**Direction**:
Copy out all the records exactly.

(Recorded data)
--- Begin ---
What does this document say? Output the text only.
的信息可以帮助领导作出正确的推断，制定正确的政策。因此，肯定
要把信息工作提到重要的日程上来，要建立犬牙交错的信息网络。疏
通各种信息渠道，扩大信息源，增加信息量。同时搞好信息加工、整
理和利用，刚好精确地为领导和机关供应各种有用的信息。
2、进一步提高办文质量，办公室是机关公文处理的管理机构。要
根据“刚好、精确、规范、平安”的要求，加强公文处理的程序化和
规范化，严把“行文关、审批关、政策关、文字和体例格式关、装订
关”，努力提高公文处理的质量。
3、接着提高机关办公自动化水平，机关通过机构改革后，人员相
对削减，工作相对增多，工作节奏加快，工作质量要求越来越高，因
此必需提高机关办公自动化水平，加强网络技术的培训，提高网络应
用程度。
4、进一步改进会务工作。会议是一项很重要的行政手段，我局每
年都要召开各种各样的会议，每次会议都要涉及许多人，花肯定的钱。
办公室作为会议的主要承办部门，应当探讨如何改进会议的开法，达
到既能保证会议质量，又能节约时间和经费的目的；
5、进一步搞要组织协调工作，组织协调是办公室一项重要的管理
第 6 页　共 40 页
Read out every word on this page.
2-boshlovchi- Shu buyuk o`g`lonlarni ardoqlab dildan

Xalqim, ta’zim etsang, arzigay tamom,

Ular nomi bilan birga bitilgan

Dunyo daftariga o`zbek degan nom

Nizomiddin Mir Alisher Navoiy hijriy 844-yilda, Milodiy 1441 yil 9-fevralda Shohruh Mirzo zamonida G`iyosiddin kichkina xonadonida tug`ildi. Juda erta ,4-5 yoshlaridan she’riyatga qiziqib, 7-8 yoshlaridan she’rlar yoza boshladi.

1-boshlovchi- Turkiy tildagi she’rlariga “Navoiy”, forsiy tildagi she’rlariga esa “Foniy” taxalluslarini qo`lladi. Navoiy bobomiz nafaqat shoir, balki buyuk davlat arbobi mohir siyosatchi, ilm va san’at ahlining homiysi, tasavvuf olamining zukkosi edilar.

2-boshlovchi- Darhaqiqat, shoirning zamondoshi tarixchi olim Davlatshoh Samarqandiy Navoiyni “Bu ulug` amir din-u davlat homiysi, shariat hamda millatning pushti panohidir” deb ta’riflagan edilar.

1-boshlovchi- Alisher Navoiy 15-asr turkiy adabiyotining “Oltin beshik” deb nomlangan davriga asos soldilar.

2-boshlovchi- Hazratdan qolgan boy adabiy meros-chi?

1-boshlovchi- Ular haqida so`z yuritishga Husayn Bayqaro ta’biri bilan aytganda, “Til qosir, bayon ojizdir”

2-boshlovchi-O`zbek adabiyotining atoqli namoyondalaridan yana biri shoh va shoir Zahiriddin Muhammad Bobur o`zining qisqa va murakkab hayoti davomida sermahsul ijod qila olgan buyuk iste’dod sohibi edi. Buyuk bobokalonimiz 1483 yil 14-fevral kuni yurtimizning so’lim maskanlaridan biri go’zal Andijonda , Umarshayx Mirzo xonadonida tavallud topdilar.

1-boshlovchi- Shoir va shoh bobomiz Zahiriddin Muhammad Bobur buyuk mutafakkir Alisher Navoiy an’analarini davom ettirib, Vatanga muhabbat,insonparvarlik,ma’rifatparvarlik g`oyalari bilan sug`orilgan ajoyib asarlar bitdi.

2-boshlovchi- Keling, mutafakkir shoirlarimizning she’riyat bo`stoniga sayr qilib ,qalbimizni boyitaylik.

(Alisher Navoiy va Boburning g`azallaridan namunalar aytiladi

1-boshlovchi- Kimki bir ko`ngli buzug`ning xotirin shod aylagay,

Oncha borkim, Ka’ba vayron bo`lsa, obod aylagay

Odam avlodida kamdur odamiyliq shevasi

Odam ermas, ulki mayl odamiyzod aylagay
--- End ---
**The response**:
What does this document say? Output the text only.
的信息可以帮助领导作出正确的推断，制定正确的政策。因此，肯定
要把信息工作提到重要的日程上来，要建立犬牙交错的信息网络。疏
通各种信息渠道，扩大信息源，增加信息量。同时搞好信息加工、整
理和利用，刚好精确地为领导和机关供应各种有用的信息。
2、进一步提高办文质量，办公室是机关公文处理的管理机构。要
根据“刚好、精确、规范、平安”的要求，加强公文处理的程序化和
规范化，严把“行文关、审批关、政策关、文字和体例格式关、装订
关”，努力提高公文处理的质量。
3、接着提高机关办公自动化水平，机关通过机构改革后，人员相
对削减，工作相对增多，工作节奏加快，工作质量要求越来越高，因
此必需提高机关办公自动化水平，加强网络技术的培训，提高网络应
用程度。
4、进一步改进会务工作。会议是一项很重要的行政手段，我局每
年都要召开各种各样的会议，每次会议都要涉及许多人，花肯定的钱。
办公室作为会议的主要承办部门，应当探讨如何改进会议的开法，达
到既能保证会议质量，又能节约时间和经费的目的；
5、进一步搞要组织协调工作，组织协调是办公室一项重要的管理
第 6 页　共 40 页
Read out every word on this page.
2-boshlovchi- Shu buyuk o`g`lonlarni ardoqlab dildan

Xalqim, ta’zim etsang, arzigay tamom,

Ular nomi bilan birga bitilgan

Dunyo daftariga o`zbek degan nom

Nizomiddin Mir Alisher Navoiy hijriy 844-yilda, Milodiy 1441 yil 9-fevralda Shohruh Mirzo zamonida G`iyosiddin kichkina xonadonida tug`ildi. Juda erta ,4-5 yoshlaridan she’riyatga qiziqib, 7-8 yoshlaridan she’rlar yoza boshladi.

1-boshlovchi- Turkiy tildagi she’rlariga “Navoiy”, forsiy tildagi she’rlariga esa “Foniy” taxalluslarini qo`lladi. Navoiy bobomiz nafaqat shoir, balki buyuk davlat arbobi mohir siyosatchi, ilm va san’at ahlining homiysi, tasavvuf olamining zukkosi edilar.

2-boshlovchi- Darhaqiqat, shoirning zamondoshi tarixchi olim Davlatshoh Samarqandiy Navoiyni “Bu ulug` amir din-u davlat homiysi, shariat hamda millatning pushti panohidir” deb ta’riflagan edilar.

1-boshlovchi- Alisher Navoiy 15-asr turkiy adabiyotining “Oltin beshik” deb nomlangan davriga asos soldilar.

2-boshlovchi- Hazratdan qolgan boy adabiy meros-chi?

1-boshlovchi- Ular haqida so`z yuritishga Husayn Bayqaro ta’biri bilan aytganda, “Til qosir, bayon ojizdir”

2-boshlovchi-O`zbek adabiyotining atoqli namoyondalaridan yana biri shoh va shoir Zahiriddin Muhammad Bobur o`zining qisqa va murakkab hayoti davomida sermahsul ijod qila olgan buyuk iste’dod sohibi edi. Buyuk bobokalonimiz 1483 yil 14-fevral kuni yurtimizning so’lim maskanlaridan biri go’zal Andijonda , Umarshayx Mirzo xonadonida tavallud topdilar.

1-boshlovchi- Shoir va shoh bobomiz Zahiriddin Muhammad Bobur buyuk mutafakkir Alisher Navoiy an’analarini davom ettirib, Vatanga muhabbat,insonparvarlik,ma’rifatparvarlik g`oyalari bilan sug`orilgan ajoyib asarlar bitdi.

2-boshlovchi- Keling, mutafakkir shoirlarimizning she’riyat bo`stoniga sayr qilib ,qalbimizni boyitaylik.

(Alisher Navoiy va Boburning g`azallaridan namunalar aytiladi

1-boshlovchi- Kimki bir ko`ngli buzug`ning xotirin shod aylagay,

Oncha borkim, Ka’ba vayron bo`lsa, obod aylagay

Odam avlodida kamdur odamiyliq shevasi

Odam ermas, ulki mayl odamiyzod aylagay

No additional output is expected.